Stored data
----

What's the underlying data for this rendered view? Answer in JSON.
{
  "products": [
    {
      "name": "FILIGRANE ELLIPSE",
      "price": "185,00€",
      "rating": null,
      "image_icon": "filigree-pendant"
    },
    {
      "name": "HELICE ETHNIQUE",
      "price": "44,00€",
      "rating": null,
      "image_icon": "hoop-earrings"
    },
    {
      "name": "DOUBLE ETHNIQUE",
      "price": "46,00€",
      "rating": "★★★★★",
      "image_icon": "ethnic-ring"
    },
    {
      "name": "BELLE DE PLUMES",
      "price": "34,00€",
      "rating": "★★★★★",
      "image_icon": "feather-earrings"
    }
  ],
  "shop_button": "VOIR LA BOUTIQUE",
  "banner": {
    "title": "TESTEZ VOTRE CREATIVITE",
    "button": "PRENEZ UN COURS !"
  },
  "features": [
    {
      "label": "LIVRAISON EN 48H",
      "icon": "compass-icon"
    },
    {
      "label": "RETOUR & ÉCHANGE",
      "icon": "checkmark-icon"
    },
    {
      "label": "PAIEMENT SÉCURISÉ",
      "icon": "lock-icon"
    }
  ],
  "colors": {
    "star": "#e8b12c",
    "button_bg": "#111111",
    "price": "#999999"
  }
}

----

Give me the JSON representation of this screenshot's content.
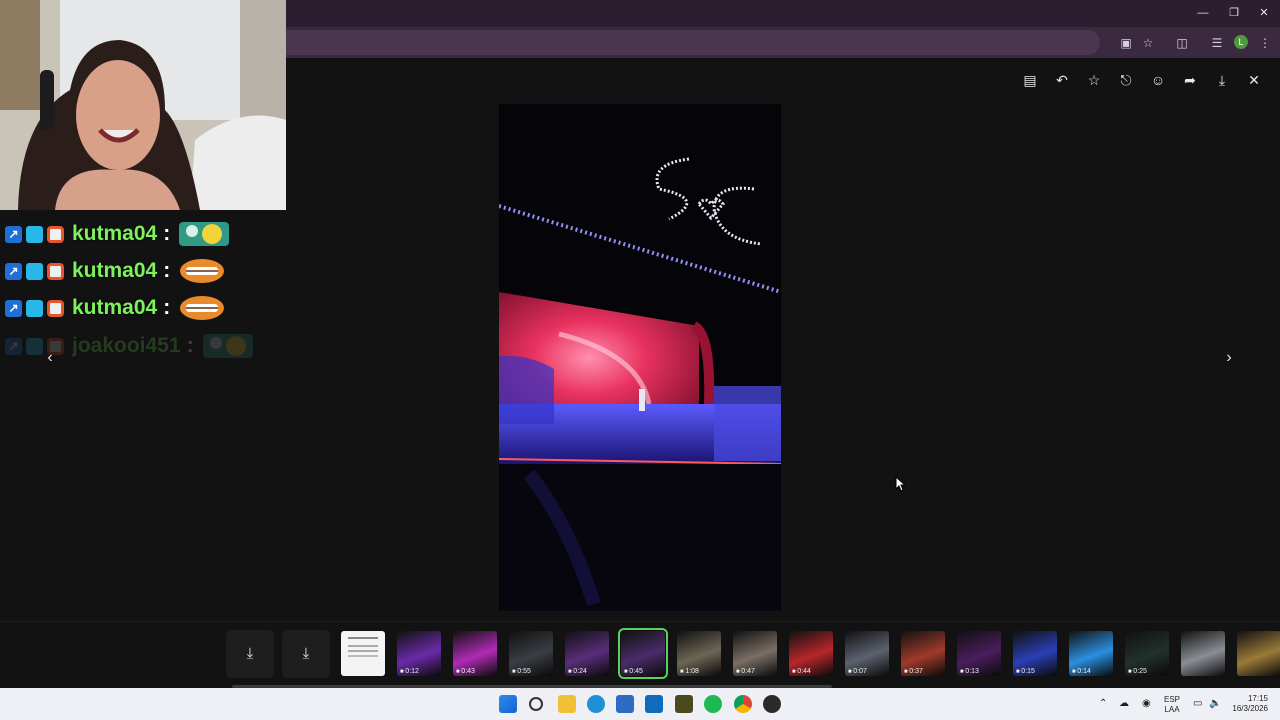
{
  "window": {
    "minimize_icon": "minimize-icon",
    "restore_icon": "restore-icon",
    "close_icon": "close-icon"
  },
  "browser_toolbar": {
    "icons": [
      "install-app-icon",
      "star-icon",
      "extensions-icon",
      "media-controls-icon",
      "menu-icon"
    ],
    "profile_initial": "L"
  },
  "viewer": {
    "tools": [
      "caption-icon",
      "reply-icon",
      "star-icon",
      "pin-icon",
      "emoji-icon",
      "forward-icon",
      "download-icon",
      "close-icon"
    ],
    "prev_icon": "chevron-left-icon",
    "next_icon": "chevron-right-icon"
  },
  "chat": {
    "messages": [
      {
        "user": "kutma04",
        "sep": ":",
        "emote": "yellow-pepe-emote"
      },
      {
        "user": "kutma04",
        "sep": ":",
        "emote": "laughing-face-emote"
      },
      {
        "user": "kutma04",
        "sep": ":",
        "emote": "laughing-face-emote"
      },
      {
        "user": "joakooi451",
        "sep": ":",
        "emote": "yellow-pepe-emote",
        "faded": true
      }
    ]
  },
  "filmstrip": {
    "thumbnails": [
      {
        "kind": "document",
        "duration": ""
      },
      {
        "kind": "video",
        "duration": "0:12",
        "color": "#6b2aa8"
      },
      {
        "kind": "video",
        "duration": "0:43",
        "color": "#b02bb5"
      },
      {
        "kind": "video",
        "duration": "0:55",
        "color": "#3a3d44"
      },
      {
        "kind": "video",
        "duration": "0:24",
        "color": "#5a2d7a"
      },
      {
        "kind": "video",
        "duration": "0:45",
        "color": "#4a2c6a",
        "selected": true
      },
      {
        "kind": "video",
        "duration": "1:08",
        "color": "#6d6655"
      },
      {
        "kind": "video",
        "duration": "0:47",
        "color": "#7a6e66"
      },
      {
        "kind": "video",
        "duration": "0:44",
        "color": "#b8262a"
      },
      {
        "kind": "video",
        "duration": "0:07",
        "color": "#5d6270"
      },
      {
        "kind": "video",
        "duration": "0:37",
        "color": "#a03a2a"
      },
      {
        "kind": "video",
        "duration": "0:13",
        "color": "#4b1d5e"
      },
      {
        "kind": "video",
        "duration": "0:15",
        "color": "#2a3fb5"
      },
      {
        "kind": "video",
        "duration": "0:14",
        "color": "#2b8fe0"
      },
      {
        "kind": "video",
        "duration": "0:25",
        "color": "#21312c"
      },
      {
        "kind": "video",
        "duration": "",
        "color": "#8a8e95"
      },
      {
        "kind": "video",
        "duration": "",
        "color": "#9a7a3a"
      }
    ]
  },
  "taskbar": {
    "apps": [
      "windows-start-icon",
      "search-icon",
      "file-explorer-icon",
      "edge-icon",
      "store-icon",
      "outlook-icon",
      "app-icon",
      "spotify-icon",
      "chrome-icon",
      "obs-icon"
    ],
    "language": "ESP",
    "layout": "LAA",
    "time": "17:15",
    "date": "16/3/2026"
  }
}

----

### EXERCISE INSTRUCTIONS
Note every line above where the string "label" shows up, and copy those lines.

### THE ANSWER
      "label": "LIVRAISON EN 48H",
      "label": "RETOUR & ÉCHANGE",
      "label": "PAIEMENT SÉCURISÉ",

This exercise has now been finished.